### [Goal]
Reproduce each line bearing the word "duration".

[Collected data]
** START **

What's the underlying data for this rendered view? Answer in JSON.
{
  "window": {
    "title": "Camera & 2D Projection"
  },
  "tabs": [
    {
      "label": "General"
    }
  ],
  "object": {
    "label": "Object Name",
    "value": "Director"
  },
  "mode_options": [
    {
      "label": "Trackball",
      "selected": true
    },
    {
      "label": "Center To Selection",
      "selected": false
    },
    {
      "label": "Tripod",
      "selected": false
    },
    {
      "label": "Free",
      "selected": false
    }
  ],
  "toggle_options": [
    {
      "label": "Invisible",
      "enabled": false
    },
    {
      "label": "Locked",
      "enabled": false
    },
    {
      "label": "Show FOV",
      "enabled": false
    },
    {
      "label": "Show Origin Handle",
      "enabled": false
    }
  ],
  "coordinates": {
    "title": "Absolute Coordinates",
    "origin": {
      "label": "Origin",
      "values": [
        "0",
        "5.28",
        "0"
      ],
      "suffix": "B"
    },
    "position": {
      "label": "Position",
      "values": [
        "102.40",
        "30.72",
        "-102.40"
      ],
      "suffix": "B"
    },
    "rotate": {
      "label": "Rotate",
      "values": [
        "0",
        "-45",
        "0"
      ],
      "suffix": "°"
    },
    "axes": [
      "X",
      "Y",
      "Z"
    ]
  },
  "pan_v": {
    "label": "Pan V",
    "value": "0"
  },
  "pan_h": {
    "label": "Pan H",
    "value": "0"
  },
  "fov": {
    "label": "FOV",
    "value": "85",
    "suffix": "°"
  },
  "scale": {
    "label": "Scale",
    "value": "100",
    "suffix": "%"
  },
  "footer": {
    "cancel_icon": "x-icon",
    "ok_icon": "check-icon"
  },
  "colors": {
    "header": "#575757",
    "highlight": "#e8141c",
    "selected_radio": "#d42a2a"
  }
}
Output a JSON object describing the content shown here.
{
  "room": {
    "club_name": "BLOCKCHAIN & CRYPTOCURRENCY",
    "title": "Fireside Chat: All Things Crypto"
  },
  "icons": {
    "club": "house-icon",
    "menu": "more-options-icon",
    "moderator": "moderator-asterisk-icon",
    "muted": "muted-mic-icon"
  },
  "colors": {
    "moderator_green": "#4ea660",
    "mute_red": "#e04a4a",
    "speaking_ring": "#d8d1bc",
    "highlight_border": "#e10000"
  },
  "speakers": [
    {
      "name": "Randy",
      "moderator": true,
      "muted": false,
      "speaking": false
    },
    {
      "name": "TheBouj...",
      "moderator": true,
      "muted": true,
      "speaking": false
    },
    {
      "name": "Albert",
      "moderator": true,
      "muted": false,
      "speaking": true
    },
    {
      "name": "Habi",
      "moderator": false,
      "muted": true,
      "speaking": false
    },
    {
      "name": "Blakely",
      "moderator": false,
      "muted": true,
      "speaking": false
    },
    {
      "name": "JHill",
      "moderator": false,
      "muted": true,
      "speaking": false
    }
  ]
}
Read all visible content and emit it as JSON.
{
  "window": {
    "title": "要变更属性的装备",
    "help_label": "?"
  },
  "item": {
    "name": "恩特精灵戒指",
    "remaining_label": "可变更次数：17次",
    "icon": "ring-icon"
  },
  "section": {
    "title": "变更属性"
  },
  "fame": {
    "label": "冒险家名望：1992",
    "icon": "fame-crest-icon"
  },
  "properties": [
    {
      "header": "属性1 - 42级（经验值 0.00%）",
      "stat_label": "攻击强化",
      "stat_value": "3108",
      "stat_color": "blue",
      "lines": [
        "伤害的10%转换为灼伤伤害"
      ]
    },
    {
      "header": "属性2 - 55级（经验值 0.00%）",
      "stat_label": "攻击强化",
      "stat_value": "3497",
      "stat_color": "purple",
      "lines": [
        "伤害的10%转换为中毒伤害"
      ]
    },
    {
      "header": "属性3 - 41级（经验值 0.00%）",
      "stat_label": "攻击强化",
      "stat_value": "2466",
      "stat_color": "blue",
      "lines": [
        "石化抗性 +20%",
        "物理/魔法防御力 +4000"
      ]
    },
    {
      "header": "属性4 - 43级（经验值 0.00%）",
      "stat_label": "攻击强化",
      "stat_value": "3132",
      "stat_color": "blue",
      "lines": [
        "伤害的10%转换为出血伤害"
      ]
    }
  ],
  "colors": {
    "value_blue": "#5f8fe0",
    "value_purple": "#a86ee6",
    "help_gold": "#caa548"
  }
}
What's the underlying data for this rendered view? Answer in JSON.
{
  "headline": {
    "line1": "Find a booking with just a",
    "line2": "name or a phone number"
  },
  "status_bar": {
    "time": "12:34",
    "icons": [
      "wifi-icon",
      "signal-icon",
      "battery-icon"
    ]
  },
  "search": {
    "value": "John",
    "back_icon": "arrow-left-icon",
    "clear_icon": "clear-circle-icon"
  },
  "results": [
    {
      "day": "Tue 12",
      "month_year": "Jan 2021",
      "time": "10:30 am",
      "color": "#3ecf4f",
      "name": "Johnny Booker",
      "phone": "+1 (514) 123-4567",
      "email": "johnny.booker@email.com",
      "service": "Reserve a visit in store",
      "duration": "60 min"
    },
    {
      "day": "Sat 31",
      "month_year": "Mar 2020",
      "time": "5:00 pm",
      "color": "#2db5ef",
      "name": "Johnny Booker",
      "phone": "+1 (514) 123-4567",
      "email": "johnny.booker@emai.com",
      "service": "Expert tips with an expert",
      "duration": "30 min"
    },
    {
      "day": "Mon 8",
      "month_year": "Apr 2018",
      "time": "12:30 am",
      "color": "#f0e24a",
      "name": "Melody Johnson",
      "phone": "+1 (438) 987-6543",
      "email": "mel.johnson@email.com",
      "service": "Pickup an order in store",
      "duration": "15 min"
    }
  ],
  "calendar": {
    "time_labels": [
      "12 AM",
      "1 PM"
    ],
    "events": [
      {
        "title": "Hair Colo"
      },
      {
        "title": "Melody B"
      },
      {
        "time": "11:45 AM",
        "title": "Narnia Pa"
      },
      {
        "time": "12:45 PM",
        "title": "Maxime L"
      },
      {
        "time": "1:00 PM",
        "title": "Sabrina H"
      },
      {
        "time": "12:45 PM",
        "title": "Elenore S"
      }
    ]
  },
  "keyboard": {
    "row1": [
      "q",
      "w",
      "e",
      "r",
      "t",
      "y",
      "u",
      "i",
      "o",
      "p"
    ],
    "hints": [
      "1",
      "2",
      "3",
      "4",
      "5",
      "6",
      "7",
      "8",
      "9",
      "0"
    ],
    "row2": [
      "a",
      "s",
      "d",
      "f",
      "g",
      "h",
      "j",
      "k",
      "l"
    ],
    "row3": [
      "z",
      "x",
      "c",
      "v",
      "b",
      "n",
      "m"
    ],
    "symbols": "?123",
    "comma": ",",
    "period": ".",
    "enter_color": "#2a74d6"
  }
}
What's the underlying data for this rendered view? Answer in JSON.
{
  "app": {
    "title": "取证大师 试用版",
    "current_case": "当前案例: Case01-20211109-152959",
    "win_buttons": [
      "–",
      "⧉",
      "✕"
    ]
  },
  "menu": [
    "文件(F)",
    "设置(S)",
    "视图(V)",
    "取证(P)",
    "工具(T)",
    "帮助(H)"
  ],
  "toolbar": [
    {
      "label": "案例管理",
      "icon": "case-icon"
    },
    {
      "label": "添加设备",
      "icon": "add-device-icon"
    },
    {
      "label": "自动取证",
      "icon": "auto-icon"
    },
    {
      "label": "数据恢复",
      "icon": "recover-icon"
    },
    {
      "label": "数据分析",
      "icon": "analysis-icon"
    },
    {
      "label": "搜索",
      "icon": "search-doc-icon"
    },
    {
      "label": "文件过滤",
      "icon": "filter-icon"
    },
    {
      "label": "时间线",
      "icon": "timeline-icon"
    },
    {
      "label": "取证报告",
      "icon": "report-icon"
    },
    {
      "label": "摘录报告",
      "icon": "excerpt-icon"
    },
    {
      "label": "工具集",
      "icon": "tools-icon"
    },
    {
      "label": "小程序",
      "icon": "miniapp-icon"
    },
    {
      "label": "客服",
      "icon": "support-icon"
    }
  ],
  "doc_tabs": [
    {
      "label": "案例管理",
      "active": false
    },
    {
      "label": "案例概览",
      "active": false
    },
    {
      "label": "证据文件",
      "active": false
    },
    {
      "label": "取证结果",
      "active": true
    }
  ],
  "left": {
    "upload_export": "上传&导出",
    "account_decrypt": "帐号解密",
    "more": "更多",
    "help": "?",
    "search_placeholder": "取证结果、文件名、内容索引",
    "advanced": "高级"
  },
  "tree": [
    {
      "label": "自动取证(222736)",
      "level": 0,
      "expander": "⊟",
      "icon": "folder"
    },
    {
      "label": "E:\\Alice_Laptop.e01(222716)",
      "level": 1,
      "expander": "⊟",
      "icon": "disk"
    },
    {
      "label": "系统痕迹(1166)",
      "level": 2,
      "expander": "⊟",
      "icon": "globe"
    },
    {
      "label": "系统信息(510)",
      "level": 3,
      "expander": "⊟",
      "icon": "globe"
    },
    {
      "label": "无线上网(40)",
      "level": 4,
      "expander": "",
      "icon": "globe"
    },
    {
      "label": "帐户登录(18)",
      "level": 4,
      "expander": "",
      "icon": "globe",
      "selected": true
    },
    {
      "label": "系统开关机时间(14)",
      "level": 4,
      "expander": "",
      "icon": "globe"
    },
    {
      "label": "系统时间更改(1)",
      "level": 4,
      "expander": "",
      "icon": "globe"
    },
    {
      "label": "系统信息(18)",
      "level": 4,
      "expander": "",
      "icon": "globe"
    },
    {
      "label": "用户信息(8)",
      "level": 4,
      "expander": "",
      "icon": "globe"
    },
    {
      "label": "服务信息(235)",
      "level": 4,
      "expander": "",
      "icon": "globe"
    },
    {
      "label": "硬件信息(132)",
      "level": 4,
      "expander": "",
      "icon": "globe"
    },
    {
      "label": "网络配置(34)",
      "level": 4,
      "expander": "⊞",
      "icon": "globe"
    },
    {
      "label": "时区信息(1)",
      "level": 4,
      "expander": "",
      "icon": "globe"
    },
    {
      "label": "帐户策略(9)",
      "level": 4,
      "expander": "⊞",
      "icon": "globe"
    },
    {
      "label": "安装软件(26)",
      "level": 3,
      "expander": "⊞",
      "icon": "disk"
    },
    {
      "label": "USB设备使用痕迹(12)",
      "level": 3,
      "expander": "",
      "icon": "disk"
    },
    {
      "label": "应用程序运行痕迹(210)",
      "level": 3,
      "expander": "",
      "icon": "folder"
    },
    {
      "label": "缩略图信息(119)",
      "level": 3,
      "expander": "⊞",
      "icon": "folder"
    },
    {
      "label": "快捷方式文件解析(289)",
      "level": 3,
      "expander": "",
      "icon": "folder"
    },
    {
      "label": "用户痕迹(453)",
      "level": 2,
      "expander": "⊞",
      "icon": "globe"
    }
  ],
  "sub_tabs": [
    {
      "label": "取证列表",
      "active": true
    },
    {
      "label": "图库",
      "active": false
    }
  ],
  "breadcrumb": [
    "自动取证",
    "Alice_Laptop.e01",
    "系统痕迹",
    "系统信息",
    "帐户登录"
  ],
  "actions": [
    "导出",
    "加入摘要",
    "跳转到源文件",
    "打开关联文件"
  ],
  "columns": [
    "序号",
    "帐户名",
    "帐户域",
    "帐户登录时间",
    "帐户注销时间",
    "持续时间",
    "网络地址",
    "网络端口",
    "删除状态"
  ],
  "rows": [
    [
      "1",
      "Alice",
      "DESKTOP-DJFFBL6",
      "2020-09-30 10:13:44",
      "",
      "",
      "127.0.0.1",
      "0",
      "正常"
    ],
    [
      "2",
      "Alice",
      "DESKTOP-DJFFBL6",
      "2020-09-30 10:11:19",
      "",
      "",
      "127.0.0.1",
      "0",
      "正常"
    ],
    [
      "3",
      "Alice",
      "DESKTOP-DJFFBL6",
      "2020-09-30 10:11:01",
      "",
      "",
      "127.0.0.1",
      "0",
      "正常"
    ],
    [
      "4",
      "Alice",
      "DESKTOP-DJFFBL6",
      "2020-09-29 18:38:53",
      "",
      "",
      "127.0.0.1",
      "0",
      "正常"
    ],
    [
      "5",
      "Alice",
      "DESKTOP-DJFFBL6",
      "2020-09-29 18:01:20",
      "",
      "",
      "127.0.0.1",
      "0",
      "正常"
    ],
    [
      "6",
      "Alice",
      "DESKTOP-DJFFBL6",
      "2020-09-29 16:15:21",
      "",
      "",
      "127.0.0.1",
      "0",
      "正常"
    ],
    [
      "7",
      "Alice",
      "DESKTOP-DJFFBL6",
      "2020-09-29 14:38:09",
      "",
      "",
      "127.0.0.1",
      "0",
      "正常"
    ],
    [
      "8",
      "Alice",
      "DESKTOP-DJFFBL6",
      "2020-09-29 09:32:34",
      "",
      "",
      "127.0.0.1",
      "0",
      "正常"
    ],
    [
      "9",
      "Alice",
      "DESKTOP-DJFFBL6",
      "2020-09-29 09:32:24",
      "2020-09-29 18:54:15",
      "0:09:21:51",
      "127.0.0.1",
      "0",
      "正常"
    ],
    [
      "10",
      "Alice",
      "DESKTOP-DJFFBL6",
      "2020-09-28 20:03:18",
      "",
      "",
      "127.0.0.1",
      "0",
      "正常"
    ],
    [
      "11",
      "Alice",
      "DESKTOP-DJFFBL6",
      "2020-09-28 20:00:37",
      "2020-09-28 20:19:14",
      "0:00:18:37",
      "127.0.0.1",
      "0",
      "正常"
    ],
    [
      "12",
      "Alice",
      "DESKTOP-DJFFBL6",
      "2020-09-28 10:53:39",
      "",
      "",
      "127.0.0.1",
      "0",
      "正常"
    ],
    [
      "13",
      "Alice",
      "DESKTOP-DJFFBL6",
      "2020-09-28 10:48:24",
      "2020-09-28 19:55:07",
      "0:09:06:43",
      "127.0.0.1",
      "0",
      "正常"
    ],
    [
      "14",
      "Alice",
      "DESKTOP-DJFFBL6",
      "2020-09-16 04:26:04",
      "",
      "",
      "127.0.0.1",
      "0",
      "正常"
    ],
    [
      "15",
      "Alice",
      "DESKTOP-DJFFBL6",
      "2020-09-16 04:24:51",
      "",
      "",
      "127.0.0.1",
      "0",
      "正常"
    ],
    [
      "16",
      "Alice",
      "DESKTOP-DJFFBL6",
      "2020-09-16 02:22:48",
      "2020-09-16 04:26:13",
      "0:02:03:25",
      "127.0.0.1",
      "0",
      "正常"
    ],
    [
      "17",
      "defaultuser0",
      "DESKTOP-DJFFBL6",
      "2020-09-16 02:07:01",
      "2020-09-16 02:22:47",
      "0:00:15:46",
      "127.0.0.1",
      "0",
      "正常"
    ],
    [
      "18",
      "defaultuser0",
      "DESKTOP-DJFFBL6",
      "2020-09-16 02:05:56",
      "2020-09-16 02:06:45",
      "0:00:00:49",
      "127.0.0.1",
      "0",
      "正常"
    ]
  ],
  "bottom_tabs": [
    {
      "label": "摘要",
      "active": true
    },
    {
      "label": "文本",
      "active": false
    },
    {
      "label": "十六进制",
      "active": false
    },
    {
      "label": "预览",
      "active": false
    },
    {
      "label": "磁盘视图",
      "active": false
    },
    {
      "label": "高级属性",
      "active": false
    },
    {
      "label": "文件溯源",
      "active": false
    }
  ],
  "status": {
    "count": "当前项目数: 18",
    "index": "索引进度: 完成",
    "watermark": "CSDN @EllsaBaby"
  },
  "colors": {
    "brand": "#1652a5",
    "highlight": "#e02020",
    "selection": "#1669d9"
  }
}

** END **

### [Task output]
      "duration": "60 min"
      "duration": "30 min"
      "duration": "15 min"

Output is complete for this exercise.